Filter the records for lines holding the string "Flow".

*Task material*.
○ ○ ○ ○ ○

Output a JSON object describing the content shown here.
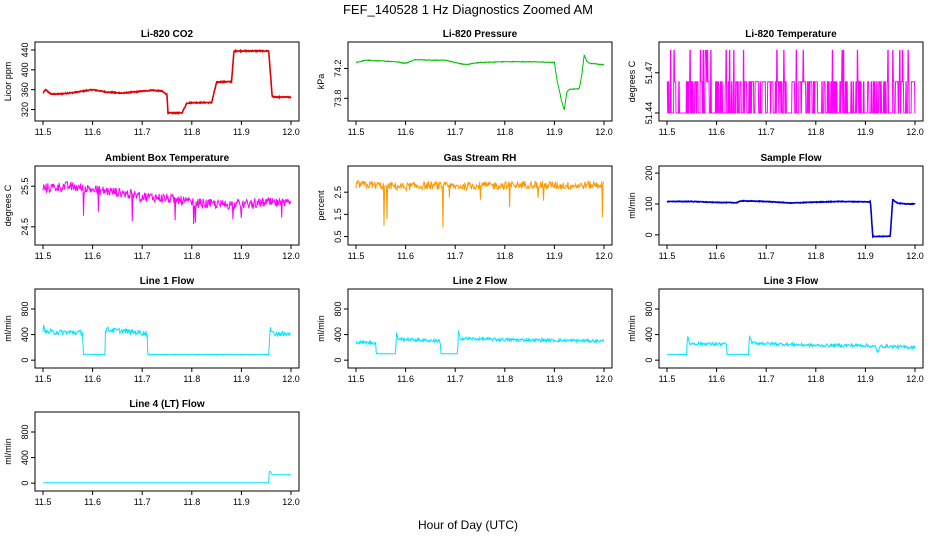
{
  "title": "FEF_140528 1 Hz Diagnostics Zoomed AM",
  "xlabel": "Hour of Day (UTC)",
  "chart_data": [
    {
      "type": "line",
      "title": "Li-820 CO2",
      "ylabel": "Licor ppm",
      "color": "#e00000",
      "xlim": [
        11.5,
        12.0
      ],
      "ylim": [
        305,
        448
      ],
      "xticks": [
        "11.5",
        "11.6",
        "11.7",
        "11.8",
        "11.9",
        "12.0"
      ],
      "yticks": [
        320,
        360,
        400,
        440
      ],
      "series": [
        {
          "x": [
            11.5,
            11.505,
            11.51,
            11.515,
            11.52,
            11.54,
            11.56,
            11.58,
            11.6,
            11.63,
            11.66,
            11.69,
            11.72,
            11.74,
            11.75,
            11.752,
            11.78,
            11.79,
            11.8,
            11.83,
            11.84,
            11.85,
            11.87,
            11.88,
            11.885,
            11.92,
            11.955,
            11.962,
            11.97,
            12.0
          ],
          "y": [
            353,
            360,
            356,
            352,
            351,
            352,
            354,
            357,
            360,
            355,
            353,
            356,
            359,
            357,
            350,
            313,
            313,
            333,
            334,
            334,
            334,
            375,
            376,
            376,
            438,
            438,
            438,
            346,
            345,
            345
          ]
        }
      ]
    },
    {
      "type": "line",
      "title": "Li-820 Pressure",
      "ylabel": "kPa",
      "color": "#00c000",
      "xlim": [
        11.5,
        12.0
      ],
      "ylim": [
        73.55,
        74.5
      ],
      "xticks": [
        "11.5",
        "11.6",
        "11.7",
        "11.8",
        "11.9",
        "12.0"
      ],
      "yticks": [
        73.8,
        74.2
      ],
      "series": [
        {
          "x": [
            11.5,
            11.52,
            11.55,
            11.58,
            11.6,
            11.62,
            11.65,
            11.68,
            11.7,
            11.72,
            11.75,
            11.8,
            11.85,
            11.9,
            11.905,
            11.915,
            11.92,
            11.925,
            11.93,
            11.95,
            11.955,
            11.96,
            11.965,
            11.97,
            12.0
          ],
          "y": [
            74.28,
            74.31,
            74.3,
            74.29,
            74.27,
            74.32,
            74.31,
            74.31,
            74.28,
            74.25,
            74.28,
            74.29,
            74.29,
            74.28,
            74.05,
            73.75,
            73.65,
            73.88,
            73.92,
            73.93,
            74.1,
            74.38,
            74.3,
            74.27,
            74.25
          ]
        }
      ]
    },
    {
      "type": "line",
      "title": "Li-820 Temperature",
      "ylabel": "degrees C",
      "color": "#ff00ff",
      "xlim": [
        11.5,
        12.0
      ],
      "ylim": [
        51.437,
        51.49
      ],
      "xticks": [
        "11.5",
        "11.6",
        "11.7",
        "11.8",
        "11.9",
        "12.0"
      ],
      "yticks": [
        51.44,
        51.47
      ],
      "levels": [
        51.44,
        51.4633,
        51.4867
      ],
      "series": [
        {
          "name": "",
          "values": []
        }
      ]
    },
    {
      "type": "line",
      "title": "Ambient Box Temperature",
      "ylabel": "degrees C",
      "color": "#ff00ff",
      "xlim": [
        11.5,
        12.0
      ],
      "ylim": [
        24.15,
        25.9
      ],
      "xticks": [
        "11.5",
        "11.6",
        "11.7",
        "11.8",
        "11.9",
        "12.0"
      ],
      "yticks": [
        24.5,
        25.5
      ],
      "series": [
        {
          "x": [
            11.5,
            11.55,
            11.6,
            11.65,
            11.7,
            11.75,
            11.8,
            11.85,
            11.9,
            11.95,
            12.0
          ],
          "y": [
            25.45,
            25.5,
            25.42,
            25.35,
            25.25,
            25.2,
            25.1,
            25.05,
            25.05,
            25.1,
            25.05
          ]
        }
      ]
    },
    {
      "type": "line",
      "title": "Gas Stream RH",
      "ylabel": "percent",
      "color": "#ff9900",
      "xlim": [
        11.5,
        12.0
      ],
      "ylim": [
        0.3,
        3.5
      ],
      "xticks": [
        "11.5",
        "11.6",
        "11.7",
        "11.8",
        "11.9",
        "12.0"
      ],
      "yticks": [
        0.5,
        1.5,
        2.5
      ],
      "yticklabels": [
        "0.5",
        "1.5",
        "2.5"
      ],
      "series": [
        {
          "x": [
            11.5,
            11.55,
            11.6,
            11.65,
            11.7,
            11.75,
            11.8,
            11.85,
            11.9,
            11.95,
            12.0
          ],
          "y": [
            2.85,
            2.8,
            2.75,
            2.8,
            2.75,
            2.8,
            2.8,
            2.85,
            2.8,
            2.8,
            2.85
          ]
        }
      ]
    },
    {
      "type": "line",
      "title": "Sample Flow",
      "ylabel": "ml/min",
      "color": "#0000cc",
      "xlim": [
        11.5,
        12.0
      ],
      "ylim": [
        -20,
        210
      ],
      "xticks": [
        "11.5",
        "11.6",
        "11.7",
        "11.8",
        "11.9",
        "12.0"
      ],
      "yticks": [
        0,
        100,
        200
      ],
      "series": [
        {
          "x": [
            11.5,
            11.55,
            11.6,
            11.64,
            11.65,
            11.7,
            11.75,
            11.8,
            11.85,
            11.9,
            11.91,
            11.915,
            11.95,
            11.955,
            11.96,
            11.965,
            11.98,
            12.0
          ],
          "y": [
            108,
            108,
            105,
            104,
            110,
            108,
            103,
            106,
            108,
            107,
            107,
            -5,
            -5,
            115,
            108,
            103,
            100,
            100
          ]
        }
      ]
    },
    {
      "type": "line",
      "title": "Line 1 Flow",
      "ylabel": "ml/min",
      "color": "#00e5ff",
      "xlim": [
        11.5,
        12.0
      ],
      "ylim": [
        -60,
        1050
      ],
      "xticks": [
        "11.5",
        "11.6",
        "11.7",
        "11.8",
        "11.9",
        "12.0"
      ],
      "yticks": [
        0,
        400,
        800
      ],
      "series": [
        {
          "x": [
            11.5,
            11.502,
            11.505,
            11.58,
            11.581,
            11.625,
            11.626,
            11.71,
            11.711,
            11.955,
            11.958,
            11.962,
            12.0
          ],
          "y": [
            450,
            560,
            440,
            430,
            90,
            90,
            480,
            420,
            90,
            90,
            540,
            420,
            400
          ]
        }
      ]
    },
    {
      "type": "line",
      "title": "Line 2 Flow",
      "ylabel": "ml/min",
      "color": "#00e5ff",
      "xlim": [
        11.5,
        12.0
      ],
      "ylim": [
        -60,
        1050
      ],
      "xticks": [
        "11.5",
        "11.6",
        "11.7",
        "11.8",
        "11.9",
        "12.0"
      ],
      "yticks": [
        0,
        400,
        800
      ],
      "series": [
        {
          "x": [
            11.5,
            11.54,
            11.541,
            11.58,
            11.581,
            11.585,
            11.67,
            11.671,
            11.705,
            11.706,
            11.71,
            11.8,
            11.9,
            12.0
          ],
          "y": [
            280,
            270,
            100,
            100,
            430,
            330,
            300,
            100,
            100,
            450,
            340,
            320,
            310,
            300
          ]
        }
      ]
    },
    {
      "type": "line",
      "title": "Line 3 Flow",
      "ylabel": "ml/min",
      "color": "#00e5ff",
      "xlim": [
        11.5,
        12.0
      ],
      "ylim": [
        -60,
        1050
      ],
      "xticks": [
        "11.5",
        "11.6",
        "11.7",
        "11.8",
        "11.9",
        "12.0"
      ],
      "yticks": [
        0,
        400,
        800
      ],
      "series": [
        {
          "x": [
            11.5,
            11.54,
            11.541,
            11.545,
            11.62,
            11.621,
            11.665,
            11.666,
            11.67,
            11.8,
            11.9,
            11.92,
            11.925,
            11.93,
            12.0
          ],
          "y": [
            90,
            90,
            380,
            260,
            250,
            90,
            90,
            420,
            270,
            230,
            230,
            210,
            120,
            220,
            200
          ]
        }
      ]
    },
    {
      "type": "line",
      "title": "Line 4 (LT) Flow",
      "ylabel": "ml/min",
      "color": "#00e5ff",
      "xlim": [
        11.5,
        12.0
      ],
      "ylim": [
        -60,
        1050
      ],
      "xticks": [
        "11.5",
        "11.6",
        "11.7",
        "11.8",
        "11.9",
        "12.0"
      ],
      "yticks": [
        0,
        400,
        800
      ],
      "series": [
        {
          "x": [
            11.5,
            11.955,
            11.956,
            11.958,
            11.962,
            12.0
          ],
          "y": [
            5,
            5,
            170,
            190,
            130,
            130
          ]
        }
      ]
    }
  ]
}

○ ○ ○ ○ ○

*Result for this task*.
      "title": "Sample Flow",
      "title": "Line 1 Flow",
      "title": "Line 2 Flow",
      "title": "Line 3 Flow",
      "title": "Line 4 (LT) Flow",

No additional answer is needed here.